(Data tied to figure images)
###

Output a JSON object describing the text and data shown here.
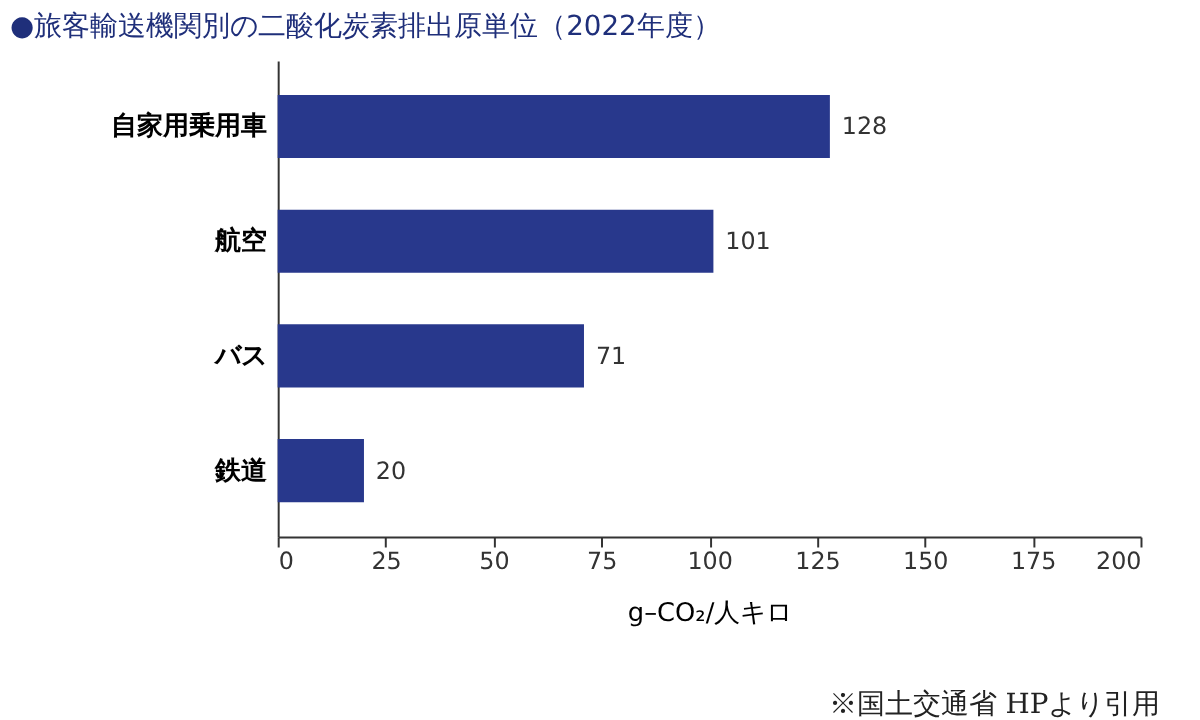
{
  "chart_data": {
    "type": "bar",
    "orientation": "horizontal",
    "title": "●旅客輸送機関別の二酸化炭素排出原単位（2022年度）",
    "categories": [
      "自家用乗用車",
      "航空",
      "バス",
      "鉄道"
    ],
    "values": [
      128,
      101,
      71,
      20
    ],
    "color": "#28388c",
    "data_labels": true,
    "xlim": [
      0,
      200
    ],
    "xticks": [
      0,
      25,
      50,
      75,
      100,
      125,
      150,
      175,
      200
    ],
    "xlabel": "g–CO₂/人キロ",
    "grid": false,
    "annotations": [
      "※国土交通省 HPより引用"
    ]
  }
}
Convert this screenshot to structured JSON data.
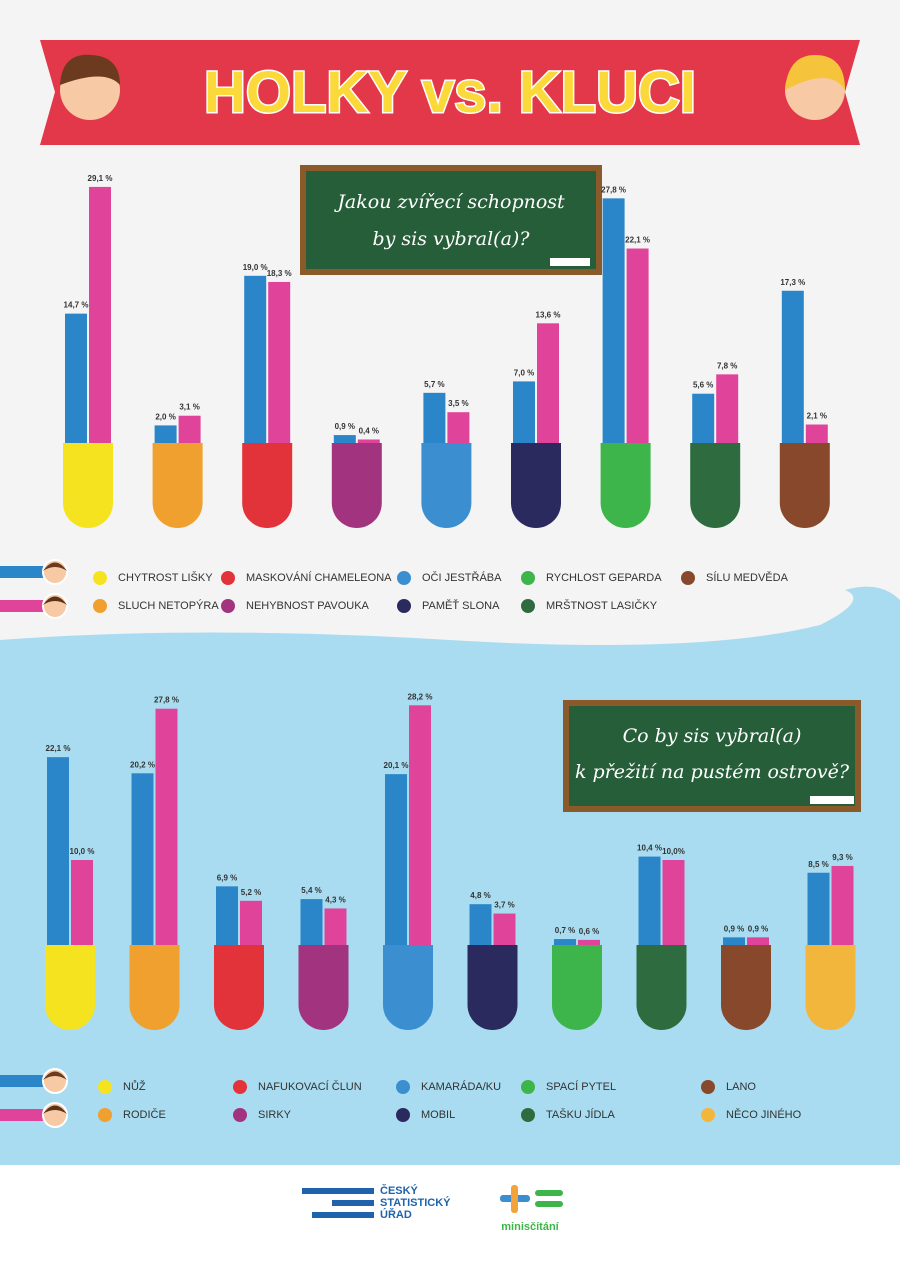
{
  "header": {
    "title": "HOLKY vs. KLUCI"
  },
  "chart_data": [
    {
      "type": "bar",
      "title": [
        "Jakou zvířecí schopnost",
        "by sis vybral(a)?"
      ],
      "categories": [
        "CHYTROST LIŠKY",
        "SLUCH NETOPÝRA",
        "MASKOVÁNÍ CHAMELEONA",
        "NEHYBNOST PAVOUKA",
        "OČI JESTŘÁBA",
        "PAMĚŤ SLONA",
        "RYCHLOST GEPARDA",
        "MRŠTNOST LASIČKY",
        "SÍLU MEDVĚDA"
      ],
      "category_colors": [
        "#f6e31f",
        "#f0a02e",
        "#e2323a",
        "#a2347f",
        "#3b8fd0",
        "#2b2a5e",
        "#3db54a",
        "#2e6b3f",
        "#87482b"
      ],
      "series": [
        {
          "color": "#2a86c8",
          "values": [
            14.7,
            2.0,
            19.0,
            0.9,
            5.7,
            7.0,
            27.8,
            5.6,
            17.3
          ],
          "value_labels": [
            "14,7 %",
            "2,0 %",
            "19,0 %",
            "0,9 %",
            "5,7 %",
            "7,0 %",
            "27,8 %",
            "5,6 %",
            "17,3 %"
          ]
        },
        {
          "color": "#e0449a",
          "values": [
            29.1,
            3.1,
            18.3,
            0.4,
            3.5,
            13.6,
            22.1,
            7.8,
            2.1
          ],
          "value_labels": [
            "29,1 %",
            "3,1 %",
            "18,3 %",
            "0,4 %",
            "3,5 %",
            "13,6 %",
            "22,1 %",
            "7,8 %",
            "2,1 %"
          ]
        }
      ]
    },
    {
      "type": "bar",
      "title": [
        "Co by sis vybral(a)",
        "k přežití na pustém ostrově?"
      ],
      "categories": [
        "NŮŽ",
        "RODIČE",
        "NAFUKOVACÍ ČLUN",
        "SIRKY",
        "KAMARÁDA/KU",
        "MOBIL",
        "SPACÍ PYTEL",
        "TAŠKU JÍDLA",
        "LANO",
        "NĚCO JINÉHO"
      ],
      "category_colors": [
        "#f6e31f",
        "#f0a02e",
        "#e2323a",
        "#a2347f",
        "#3b8fd0",
        "#2b2a5e",
        "#3db54a",
        "#2e6b3f",
        "#87482b",
        "#f2b63c"
      ],
      "series": [
        {
          "color": "#2a86c8",
          "values": [
            22.1,
            20.2,
            6.9,
            5.4,
            20.1,
            4.8,
            0.7,
            10.4,
            0.9,
            8.5
          ],
          "value_labels": [
            "22,1 %",
            "20,2 %",
            "6,9 %",
            "5,4 %",
            "20,1 %",
            "4,8 %",
            "0,7 %",
            "10,4 %",
            "0,9 %",
            "8,5 %"
          ]
        },
        {
          "color": "#e0449a",
          "values": [
            10.0,
            27.8,
            5.2,
            4.3,
            28.2,
            3.7,
            0.6,
            10.0,
            0.9,
            9.3
          ],
          "value_labels": [
            "10,0 %",
            "27,8 %",
            "5,2 %",
            "4,3 %",
            "28,2 %",
            "3,7 %",
            "0,6 %",
            "10,0%",
            "0,9 %",
            "9,3 %"
          ]
        }
      ]
    }
  ],
  "footer": {
    "logo_1": [
      "ČESKÝ",
      "STATISTICKÝ",
      "ÚŘAD"
    ],
    "logo_2": "minisčítání"
  }
}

###

**Written task:** Print out the whole of the material word for word, without pictures.

**Worked solution:**
Output a JSON object describing the text and data shown here.
{
  "chart_data": {
    "type": "bar",
    "orientation": "horizontal",
    "title": "●旅客輸送機関別の二酸化炭素排出原単位（2022年度）",
    "categories": [
      "自家用乗用車",
      "航空",
      "バス",
      "鉄道"
    ],
    "values": [
      128,
      101,
      71,
      20
    ],
    "color": "#28388c",
    "data_labels": true,
    "xlim": [
      0,
      200
    ],
    "xticks": [
      0,
      25,
      50,
      75,
      100,
      125,
      150,
      175,
      200
    ],
    "xlabel": "g–CO₂/人キロ",
    "grid": false,
    "annotations": [
      "※国土交通省 HPより引用"
    ]
  }
}
Convert this screenshot to structured JSON data.
{
  "header": {
    "title": "HOLKY vs. KLUCI"
  },
  "chart_data": [
    {
      "type": "bar",
      "title": [
        "Jakou zvířecí schopnost",
        "by sis vybral(a)?"
      ],
      "categories": [
        "CHYTROST LIŠKY",
        "SLUCH NETOPÝRA",
        "MASKOVÁNÍ CHAMELEONA",
        "NEHYBNOST PAVOUKA",
        "OČI JESTŘÁBA",
        "PAMĚŤ SLONA",
        "RYCHLOST GEPARDA",
        "MRŠTNOST LASIČKY",
        "SÍLU MEDVĚDA"
      ],
      "category_colors": [
        "#f6e31f",
        "#f0a02e",
        "#e2323a",
        "#a2347f",
        "#3b8fd0",
        "#2b2a5e",
        "#3db54a",
        "#2e6b3f",
        "#87482b"
      ],
      "series": [
        {
          "color": "#2a86c8",
          "values": [
            14.7,
            2.0,
            19.0,
            0.9,
            5.7,
            7.0,
            27.8,
            5.6,
            17.3
          ],
          "value_labels": [
            "14,7 %",
            "2,0 %",
            "19,0 %",
            "0,9 %",
            "5,7 %",
            "7,0 %",
            "27,8 %",
            "5,6 %",
            "17,3 %"
          ]
        },
        {
          "color": "#e0449a",
          "values": [
            29.1,
            3.1,
            18.3,
            0.4,
            3.5,
            13.6,
            22.1,
            7.8,
            2.1
          ],
          "value_labels": [
            "29,1 %",
            "3,1 %",
            "18,3 %",
            "0,4 %",
            "3,5 %",
            "13,6 %",
            "22,1 %",
            "7,8 %",
            "2,1 %"
          ]
        }
      ]
    },
    {
      "type": "bar",
      "title": [
        "Co by sis vybral(a)",
        "k přežití na pustém ostrově?"
      ],
      "categories": [
        "NŮŽ",
        "RODIČE",
        "NAFUKOVACÍ ČLUN",
        "SIRKY",
        "KAMARÁDA/KU",
        "MOBIL",
        "SPACÍ PYTEL",
        "TAŠKU JÍDLA",
        "LANO",
        "NĚCO JINÉHO"
      ],
      "category_colors": [
        "#f6e31f",
        "#f0a02e",
        "#e2323a",
        "#a2347f",
        "#3b8fd0",
        "#2b2a5e",
        "#3db54a",
        "#2e6b3f",
        "#87482b",
        "#f2b63c"
      ],
      "series": [
        {
          "color": "#2a86c8",
          "values": [
            22.1,
            20.2,
            6.9,
            5.4,
            20.1,
            4.8,
            0.7,
            10.4,
            0.9,
            8.5
          ],
          "value_labels": [
            "22,1 %",
            "20,2 %",
            "6,9 %",
            "5,4 %",
            "20,1 %",
            "4,8 %",
            "0,7 %",
            "10,4 %",
            "0,9 %",
            "8,5 %"
          ]
        },
        {
          "color": "#e0449a",
          "values": [
            10.0,
            27.8,
            5.2,
            4.3,
            28.2,
            3.7,
            0.6,
            10.0,
            0.9,
            9.3
          ],
          "value_labels": [
            "10,0 %",
            "27,8 %",
            "5,2 %",
            "4,3 %",
            "28,2 %",
            "3,7 %",
            "0,6 %",
            "10,0%",
            "0,9 %",
            "9,3 %"
          ]
        }
      ]
    }
  ],
  "footer": {
    "logo_1": [
      "ČESKÝ",
      "STATISTICKÝ",
      "ÚŘAD"
    ],
    "logo_2": "minisčítání"
  }
}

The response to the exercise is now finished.